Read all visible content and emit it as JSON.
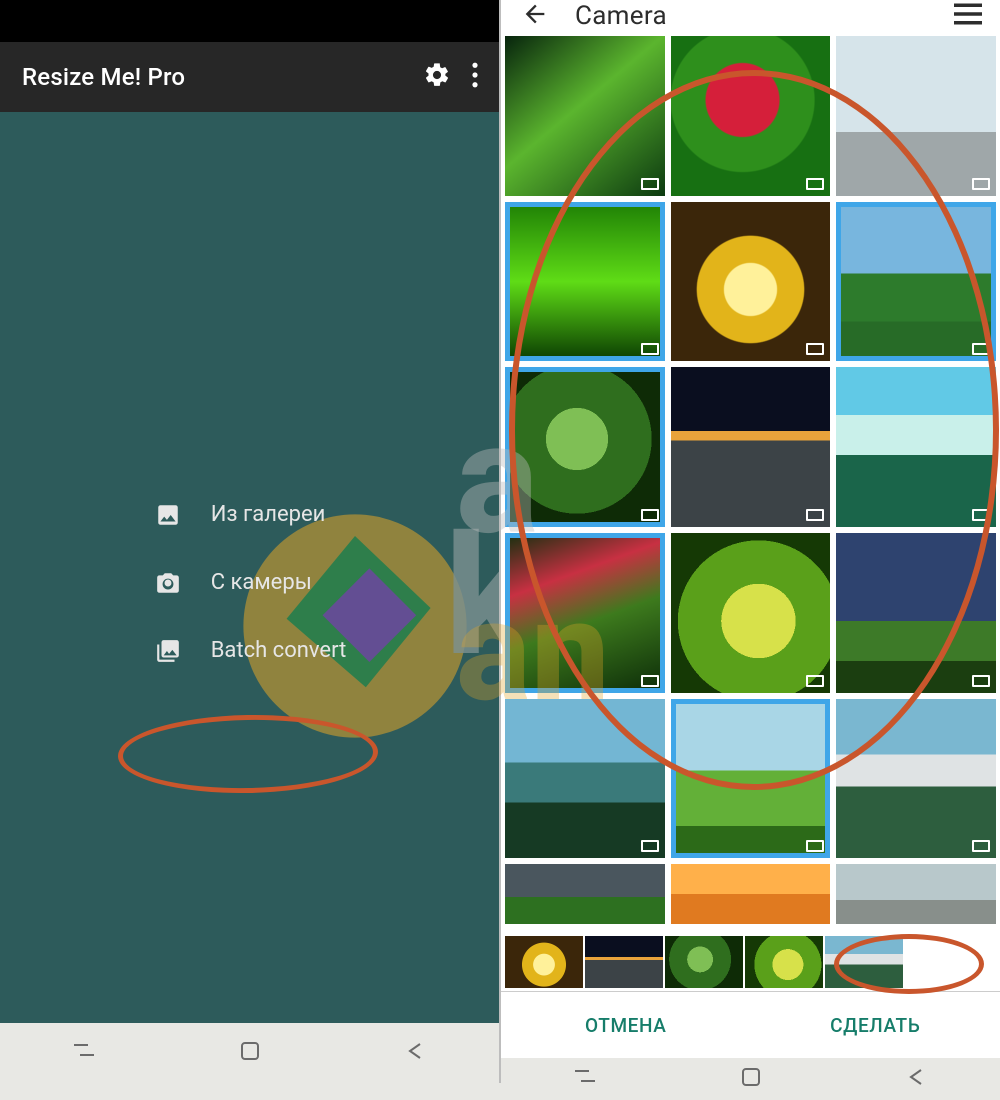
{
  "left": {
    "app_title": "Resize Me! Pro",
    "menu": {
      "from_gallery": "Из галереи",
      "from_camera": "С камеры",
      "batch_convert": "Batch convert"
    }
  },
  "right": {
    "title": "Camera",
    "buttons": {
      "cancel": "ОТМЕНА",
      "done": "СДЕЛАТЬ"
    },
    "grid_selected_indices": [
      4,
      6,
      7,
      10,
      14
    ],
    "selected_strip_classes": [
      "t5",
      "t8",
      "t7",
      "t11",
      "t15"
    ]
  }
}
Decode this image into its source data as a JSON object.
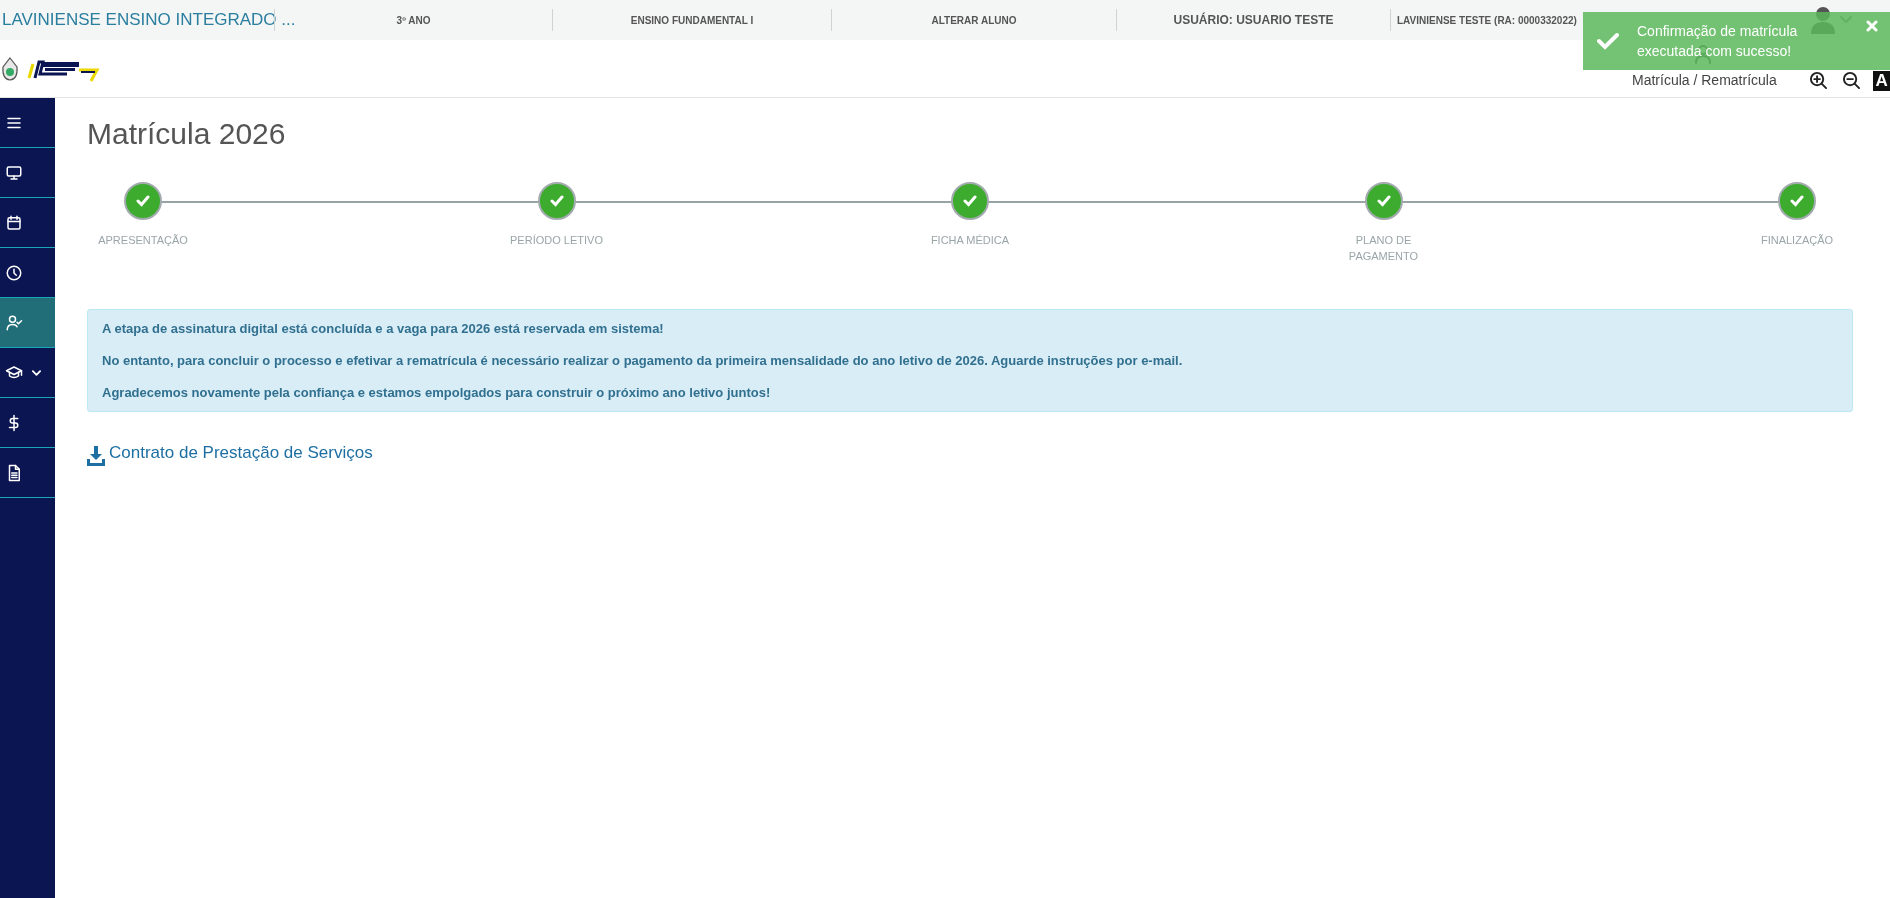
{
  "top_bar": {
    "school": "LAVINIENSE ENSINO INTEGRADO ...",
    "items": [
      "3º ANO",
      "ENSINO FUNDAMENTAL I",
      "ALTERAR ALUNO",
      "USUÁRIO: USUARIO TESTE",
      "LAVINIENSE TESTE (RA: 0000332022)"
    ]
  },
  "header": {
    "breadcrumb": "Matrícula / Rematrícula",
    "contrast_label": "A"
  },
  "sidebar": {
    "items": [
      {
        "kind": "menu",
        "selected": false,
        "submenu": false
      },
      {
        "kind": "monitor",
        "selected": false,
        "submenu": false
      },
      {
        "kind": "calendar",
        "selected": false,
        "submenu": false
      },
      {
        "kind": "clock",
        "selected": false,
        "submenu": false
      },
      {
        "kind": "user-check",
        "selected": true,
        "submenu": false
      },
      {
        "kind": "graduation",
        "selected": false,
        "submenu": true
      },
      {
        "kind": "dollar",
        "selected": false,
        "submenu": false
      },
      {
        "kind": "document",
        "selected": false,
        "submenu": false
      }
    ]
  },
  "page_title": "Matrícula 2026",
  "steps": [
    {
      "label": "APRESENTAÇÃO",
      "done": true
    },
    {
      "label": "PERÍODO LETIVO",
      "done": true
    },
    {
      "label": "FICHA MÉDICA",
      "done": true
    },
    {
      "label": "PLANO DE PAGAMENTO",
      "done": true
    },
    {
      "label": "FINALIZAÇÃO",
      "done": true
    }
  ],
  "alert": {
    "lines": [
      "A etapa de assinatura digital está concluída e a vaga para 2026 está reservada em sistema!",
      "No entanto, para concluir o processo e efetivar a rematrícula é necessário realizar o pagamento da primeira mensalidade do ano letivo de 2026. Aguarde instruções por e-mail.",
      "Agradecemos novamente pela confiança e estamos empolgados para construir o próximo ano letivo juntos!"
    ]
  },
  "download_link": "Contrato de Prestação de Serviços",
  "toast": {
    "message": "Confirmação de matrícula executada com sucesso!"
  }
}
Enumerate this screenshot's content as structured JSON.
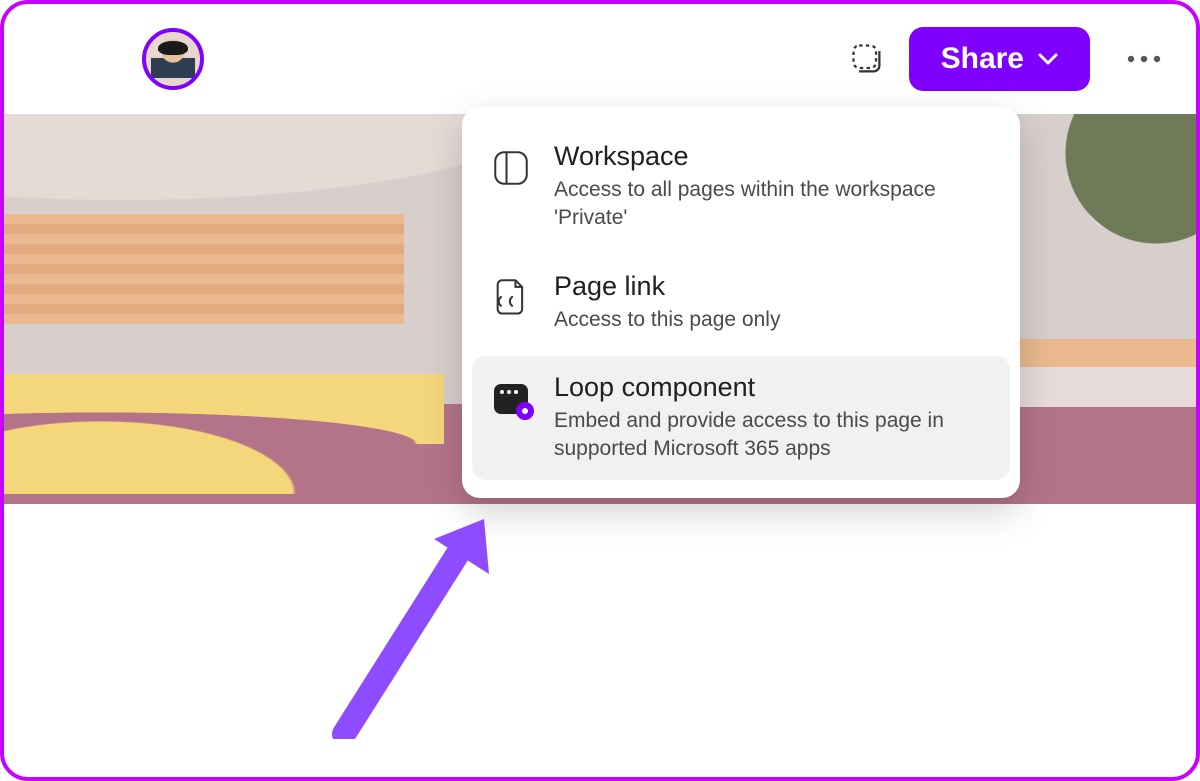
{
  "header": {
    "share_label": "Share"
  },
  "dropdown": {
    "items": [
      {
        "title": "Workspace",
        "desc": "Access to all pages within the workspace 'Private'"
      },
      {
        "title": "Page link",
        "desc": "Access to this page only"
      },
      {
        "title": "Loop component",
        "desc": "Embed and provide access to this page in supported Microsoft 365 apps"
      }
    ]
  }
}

| WHAT IS REQUIRED |
Write out again every line above exactly as given; the pictures do not belong in the copy.

| OUTPUT FOR THIS EXERCISE |
Read all visible content and emit it as JSON.
{
  "left": {
    "app_title": "Resize Me! Pro",
    "menu": {
      "from_gallery": "Из галереи",
      "from_camera": "С камеры",
      "batch_convert": "Batch convert"
    }
  },
  "right": {
    "title": "Camera",
    "buttons": {
      "cancel": "ОТМЕНА",
      "done": "СДЕЛАТЬ"
    },
    "grid_selected_indices": [
      4,
      6,
      7,
      10,
      14
    ],
    "selected_strip_classes": [
      "t5",
      "t8",
      "t7",
      "t11",
      "t15"
    ]
  }
}
Decode this image into its source data as a JSON object.
{
  "top_bar": {
    "school": "LAVINIENSE ENSINO INTEGRADO ...",
    "items": [
      "3º ANO",
      "ENSINO FUNDAMENTAL I",
      "ALTERAR ALUNO",
      "USUÁRIO: USUARIO TESTE",
      "LAVINIENSE TESTE (RA: 0000332022)"
    ]
  },
  "header": {
    "breadcrumb": "Matrícula / Rematrícula",
    "contrast_label": "A"
  },
  "sidebar": {
    "items": [
      {
        "kind": "menu",
        "selected": false,
        "submenu": false
      },
      {
        "kind": "monitor",
        "selected": false,
        "submenu": false
      },
      {
        "kind": "calendar",
        "selected": false,
        "submenu": false
      },
      {
        "kind": "clock",
        "selected": false,
        "submenu": false
      },
      {
        "kind": "user-check",
        "selected": true,
        "submenu": false
      },
      {
        "kind": "graduation",
        "selected": false,
        "submenu": true
      },
      {
        "kind": "dollar",
        "selected": false,
        "submenu": false
      },
      {
        "kind": "document",
        "selected": false,
        "submenu": false
      }
    ]
  },
  "page_title": "Matrícula 2026",
  "steps": [
    {
      "label": "APRESENTAÇÃO",
      "done": true
    },
    {
      "label": "PERÍODO LETIVO",
      "done": true
    },
    {
      "label": "FICHA MÉDICA",
      "done": true
    },
    {
      "label": "PLANO DE PAGAMENTO",
      "done": true
    },
    {
      "label": "FINALIZAÇÃO",
      "done": true
    }
  ],
  "alert": {
    "lines": [
      "A etapa de assinatura digital está concluída e a vaga para 2026 está reservada em sistema!",
      "No entanto, para concluir o processo e efetivar a rematrícula é necessário realizar o pagamento da primeira mensalidade do ano letivo de 2026. Aguarde instruções por e-mail.",
      "Agradecemos novamente pela confiança e estamos empolgados para construir o próximo ano letivo juntos!"
    ]
  },
  "download_link": "Contrato de Prestação de Serviços",
  "toast": {
    "message": "Confirmação de matrícula executada com sucesso!"
  }
}
Enumerate this screenshot's content as structured JSON.
{
  "header": {
    "share_label": "Share"
  },
  "dropdown": {
    "items": [
      {
        "title": "Workspace",
        "desc": "Access to all pages within the workspace 'Private'"
      },
      {
        "title": "Page link",
        "desc": "Access to this page only"
      },
      {
        "title": "Loop component",
        "desc": "Embed and provide access to this page in supported Microsoft 365 apps"
      }
    ]
  }
}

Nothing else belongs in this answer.